__DIRECTION__. Filter the entries, keeping every line with the word "Daily".

__RECORDS FOR THE EXERCISE__.
------------------------------------------------------------

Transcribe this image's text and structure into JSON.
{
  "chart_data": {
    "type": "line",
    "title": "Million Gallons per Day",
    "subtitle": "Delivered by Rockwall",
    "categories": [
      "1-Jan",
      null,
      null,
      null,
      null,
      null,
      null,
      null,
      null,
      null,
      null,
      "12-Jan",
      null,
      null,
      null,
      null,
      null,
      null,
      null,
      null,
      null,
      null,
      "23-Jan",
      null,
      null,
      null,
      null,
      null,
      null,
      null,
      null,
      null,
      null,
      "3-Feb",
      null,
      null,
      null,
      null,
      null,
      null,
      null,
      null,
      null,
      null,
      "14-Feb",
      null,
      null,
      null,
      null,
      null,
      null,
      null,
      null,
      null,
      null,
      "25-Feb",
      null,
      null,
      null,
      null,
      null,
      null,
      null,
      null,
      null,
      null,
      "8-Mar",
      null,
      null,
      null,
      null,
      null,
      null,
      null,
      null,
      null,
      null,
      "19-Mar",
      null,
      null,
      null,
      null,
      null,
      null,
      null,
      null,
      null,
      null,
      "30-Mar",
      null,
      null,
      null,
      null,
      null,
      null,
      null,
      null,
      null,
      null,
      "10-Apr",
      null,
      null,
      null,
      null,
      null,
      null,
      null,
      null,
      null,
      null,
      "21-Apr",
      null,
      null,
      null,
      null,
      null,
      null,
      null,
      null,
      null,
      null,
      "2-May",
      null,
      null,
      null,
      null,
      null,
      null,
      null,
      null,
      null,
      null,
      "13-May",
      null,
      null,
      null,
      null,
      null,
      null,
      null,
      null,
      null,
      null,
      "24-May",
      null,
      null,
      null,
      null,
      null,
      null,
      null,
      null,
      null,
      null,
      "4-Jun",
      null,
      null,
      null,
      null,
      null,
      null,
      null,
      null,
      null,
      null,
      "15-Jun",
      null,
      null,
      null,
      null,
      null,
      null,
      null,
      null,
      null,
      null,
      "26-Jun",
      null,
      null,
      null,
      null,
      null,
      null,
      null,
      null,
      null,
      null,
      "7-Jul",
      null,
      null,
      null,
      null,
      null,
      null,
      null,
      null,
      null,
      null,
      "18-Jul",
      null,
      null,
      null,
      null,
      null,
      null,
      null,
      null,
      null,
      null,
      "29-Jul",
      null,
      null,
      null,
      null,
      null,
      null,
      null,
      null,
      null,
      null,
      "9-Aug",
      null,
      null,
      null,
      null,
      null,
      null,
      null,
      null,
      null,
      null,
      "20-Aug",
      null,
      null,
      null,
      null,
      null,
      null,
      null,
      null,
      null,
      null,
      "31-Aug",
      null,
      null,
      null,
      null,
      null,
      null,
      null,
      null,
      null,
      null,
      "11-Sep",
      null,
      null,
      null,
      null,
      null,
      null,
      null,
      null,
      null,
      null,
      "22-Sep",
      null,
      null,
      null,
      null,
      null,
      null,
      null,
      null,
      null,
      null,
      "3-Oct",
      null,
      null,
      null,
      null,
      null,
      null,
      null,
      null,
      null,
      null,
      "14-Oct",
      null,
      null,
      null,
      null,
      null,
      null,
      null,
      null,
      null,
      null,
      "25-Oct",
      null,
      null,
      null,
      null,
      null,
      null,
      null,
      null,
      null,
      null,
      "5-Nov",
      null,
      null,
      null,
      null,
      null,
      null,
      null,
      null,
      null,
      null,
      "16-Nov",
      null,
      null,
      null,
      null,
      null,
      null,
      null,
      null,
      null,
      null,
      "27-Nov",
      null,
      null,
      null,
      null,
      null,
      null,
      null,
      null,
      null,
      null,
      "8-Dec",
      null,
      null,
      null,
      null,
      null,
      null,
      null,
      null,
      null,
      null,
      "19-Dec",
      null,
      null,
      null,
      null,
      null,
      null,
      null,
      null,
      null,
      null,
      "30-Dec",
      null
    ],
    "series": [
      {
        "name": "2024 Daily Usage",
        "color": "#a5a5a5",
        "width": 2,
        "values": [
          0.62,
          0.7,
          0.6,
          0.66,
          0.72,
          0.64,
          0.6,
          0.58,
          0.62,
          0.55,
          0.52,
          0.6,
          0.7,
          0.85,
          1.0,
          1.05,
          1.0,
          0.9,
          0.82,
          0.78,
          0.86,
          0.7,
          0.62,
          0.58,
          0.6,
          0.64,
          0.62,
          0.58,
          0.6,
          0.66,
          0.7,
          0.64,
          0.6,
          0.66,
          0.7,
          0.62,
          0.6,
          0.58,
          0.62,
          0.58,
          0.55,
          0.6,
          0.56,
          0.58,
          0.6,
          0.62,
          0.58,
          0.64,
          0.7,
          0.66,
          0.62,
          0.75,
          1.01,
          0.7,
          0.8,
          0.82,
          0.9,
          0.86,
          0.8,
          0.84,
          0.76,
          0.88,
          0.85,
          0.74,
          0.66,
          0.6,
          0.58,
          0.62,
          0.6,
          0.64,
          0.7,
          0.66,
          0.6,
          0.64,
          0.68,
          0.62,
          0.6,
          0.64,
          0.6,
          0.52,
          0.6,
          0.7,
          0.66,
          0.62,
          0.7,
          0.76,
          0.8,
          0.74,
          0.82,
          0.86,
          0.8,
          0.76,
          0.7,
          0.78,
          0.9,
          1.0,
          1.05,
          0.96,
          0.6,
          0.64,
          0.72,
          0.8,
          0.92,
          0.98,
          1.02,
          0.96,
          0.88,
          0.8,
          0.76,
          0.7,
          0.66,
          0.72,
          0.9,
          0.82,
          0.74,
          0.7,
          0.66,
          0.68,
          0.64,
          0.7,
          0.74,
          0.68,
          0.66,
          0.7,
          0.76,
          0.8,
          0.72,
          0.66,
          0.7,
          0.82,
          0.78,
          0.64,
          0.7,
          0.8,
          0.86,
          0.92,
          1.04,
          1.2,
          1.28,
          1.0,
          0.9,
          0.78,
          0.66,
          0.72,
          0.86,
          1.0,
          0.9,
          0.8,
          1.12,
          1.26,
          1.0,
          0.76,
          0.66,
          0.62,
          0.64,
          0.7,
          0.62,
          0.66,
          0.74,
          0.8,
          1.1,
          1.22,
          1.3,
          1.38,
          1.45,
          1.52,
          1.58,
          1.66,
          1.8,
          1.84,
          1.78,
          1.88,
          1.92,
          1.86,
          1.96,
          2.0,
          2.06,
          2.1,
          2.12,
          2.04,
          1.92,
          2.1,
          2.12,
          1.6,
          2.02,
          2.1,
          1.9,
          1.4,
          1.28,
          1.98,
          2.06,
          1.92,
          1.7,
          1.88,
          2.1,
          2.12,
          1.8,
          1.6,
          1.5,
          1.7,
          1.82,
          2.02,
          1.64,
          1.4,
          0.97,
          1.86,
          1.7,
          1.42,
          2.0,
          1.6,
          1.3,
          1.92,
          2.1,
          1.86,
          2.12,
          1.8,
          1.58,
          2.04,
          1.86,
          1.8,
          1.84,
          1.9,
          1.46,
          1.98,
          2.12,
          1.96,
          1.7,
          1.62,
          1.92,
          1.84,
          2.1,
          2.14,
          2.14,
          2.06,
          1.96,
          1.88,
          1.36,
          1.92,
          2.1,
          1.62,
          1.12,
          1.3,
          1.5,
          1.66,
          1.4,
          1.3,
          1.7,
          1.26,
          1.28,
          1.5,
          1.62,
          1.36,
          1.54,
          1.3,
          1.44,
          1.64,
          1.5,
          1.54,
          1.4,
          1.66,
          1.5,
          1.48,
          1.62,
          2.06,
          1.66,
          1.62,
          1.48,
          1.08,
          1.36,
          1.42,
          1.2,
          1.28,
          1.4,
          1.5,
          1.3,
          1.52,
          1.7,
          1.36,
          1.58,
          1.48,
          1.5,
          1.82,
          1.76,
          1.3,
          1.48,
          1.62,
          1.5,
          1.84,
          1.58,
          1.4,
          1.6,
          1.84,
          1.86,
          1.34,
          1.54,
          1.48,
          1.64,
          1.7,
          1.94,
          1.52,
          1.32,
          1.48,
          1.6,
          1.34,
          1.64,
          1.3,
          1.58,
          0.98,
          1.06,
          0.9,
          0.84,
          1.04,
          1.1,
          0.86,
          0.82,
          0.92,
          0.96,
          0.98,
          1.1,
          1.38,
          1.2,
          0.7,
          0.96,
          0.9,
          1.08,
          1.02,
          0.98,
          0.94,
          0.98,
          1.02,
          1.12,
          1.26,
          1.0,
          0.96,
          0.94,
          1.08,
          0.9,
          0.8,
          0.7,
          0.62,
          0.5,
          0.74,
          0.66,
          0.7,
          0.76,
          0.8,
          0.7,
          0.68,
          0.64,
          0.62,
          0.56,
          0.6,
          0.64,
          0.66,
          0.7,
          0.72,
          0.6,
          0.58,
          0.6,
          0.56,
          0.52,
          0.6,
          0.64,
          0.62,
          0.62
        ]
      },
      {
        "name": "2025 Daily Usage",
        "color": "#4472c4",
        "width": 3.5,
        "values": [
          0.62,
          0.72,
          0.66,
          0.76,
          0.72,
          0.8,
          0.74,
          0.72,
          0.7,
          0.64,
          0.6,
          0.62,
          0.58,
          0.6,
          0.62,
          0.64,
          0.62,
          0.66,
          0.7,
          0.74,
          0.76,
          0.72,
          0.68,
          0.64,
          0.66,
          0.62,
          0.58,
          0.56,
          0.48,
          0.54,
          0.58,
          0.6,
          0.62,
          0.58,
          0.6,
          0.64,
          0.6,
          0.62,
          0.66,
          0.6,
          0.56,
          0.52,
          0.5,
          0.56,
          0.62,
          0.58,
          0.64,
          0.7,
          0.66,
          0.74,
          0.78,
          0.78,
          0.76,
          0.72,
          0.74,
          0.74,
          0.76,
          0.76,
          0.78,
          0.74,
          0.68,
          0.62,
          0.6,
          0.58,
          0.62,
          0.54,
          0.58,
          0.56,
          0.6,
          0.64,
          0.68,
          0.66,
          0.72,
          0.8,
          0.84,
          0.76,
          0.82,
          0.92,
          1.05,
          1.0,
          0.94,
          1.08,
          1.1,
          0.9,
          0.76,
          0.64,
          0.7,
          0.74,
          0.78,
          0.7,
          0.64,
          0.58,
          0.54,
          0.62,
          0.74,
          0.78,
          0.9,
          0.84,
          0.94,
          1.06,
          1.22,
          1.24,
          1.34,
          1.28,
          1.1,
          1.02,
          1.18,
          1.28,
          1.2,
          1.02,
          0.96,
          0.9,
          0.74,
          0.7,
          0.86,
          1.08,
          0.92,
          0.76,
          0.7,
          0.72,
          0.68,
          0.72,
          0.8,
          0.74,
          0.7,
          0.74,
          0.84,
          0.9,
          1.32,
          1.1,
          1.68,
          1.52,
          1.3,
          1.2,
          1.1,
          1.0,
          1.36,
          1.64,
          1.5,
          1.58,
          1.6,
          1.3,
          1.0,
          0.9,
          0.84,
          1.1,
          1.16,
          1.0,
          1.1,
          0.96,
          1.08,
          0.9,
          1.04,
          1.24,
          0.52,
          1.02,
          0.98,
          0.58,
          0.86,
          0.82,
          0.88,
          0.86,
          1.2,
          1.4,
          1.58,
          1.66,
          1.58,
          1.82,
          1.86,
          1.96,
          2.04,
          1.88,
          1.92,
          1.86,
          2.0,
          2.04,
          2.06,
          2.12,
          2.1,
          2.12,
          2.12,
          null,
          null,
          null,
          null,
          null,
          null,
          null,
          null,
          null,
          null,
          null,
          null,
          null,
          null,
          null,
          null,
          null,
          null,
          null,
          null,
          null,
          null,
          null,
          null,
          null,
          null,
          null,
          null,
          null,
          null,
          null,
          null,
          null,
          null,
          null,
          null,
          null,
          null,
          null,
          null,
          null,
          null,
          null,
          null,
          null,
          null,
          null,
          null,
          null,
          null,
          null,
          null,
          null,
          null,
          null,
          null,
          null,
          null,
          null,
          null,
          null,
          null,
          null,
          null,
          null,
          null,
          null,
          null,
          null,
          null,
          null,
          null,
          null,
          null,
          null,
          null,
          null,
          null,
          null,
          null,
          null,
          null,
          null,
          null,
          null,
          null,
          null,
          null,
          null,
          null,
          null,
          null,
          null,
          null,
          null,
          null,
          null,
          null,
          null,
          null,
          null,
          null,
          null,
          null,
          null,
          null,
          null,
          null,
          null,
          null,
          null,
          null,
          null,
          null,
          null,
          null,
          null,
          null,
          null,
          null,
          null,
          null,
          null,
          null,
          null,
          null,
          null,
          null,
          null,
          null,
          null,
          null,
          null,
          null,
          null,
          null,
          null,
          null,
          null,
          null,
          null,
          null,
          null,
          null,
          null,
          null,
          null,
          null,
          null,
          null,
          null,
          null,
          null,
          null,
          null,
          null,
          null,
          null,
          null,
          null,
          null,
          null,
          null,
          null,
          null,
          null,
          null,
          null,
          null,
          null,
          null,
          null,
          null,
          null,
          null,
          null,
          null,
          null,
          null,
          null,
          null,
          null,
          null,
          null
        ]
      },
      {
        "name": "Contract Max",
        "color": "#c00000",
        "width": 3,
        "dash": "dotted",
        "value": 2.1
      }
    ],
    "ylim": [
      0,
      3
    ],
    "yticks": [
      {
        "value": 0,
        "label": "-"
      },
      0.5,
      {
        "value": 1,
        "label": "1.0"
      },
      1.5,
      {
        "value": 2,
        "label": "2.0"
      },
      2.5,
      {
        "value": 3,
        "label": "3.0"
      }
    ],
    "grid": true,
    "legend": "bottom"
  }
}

------------------------------------------------------------

__OUTPUT OF THE EXERCISE__.
        "name": "2024 Daily Usage",
        "name": "2025 Daily Usage",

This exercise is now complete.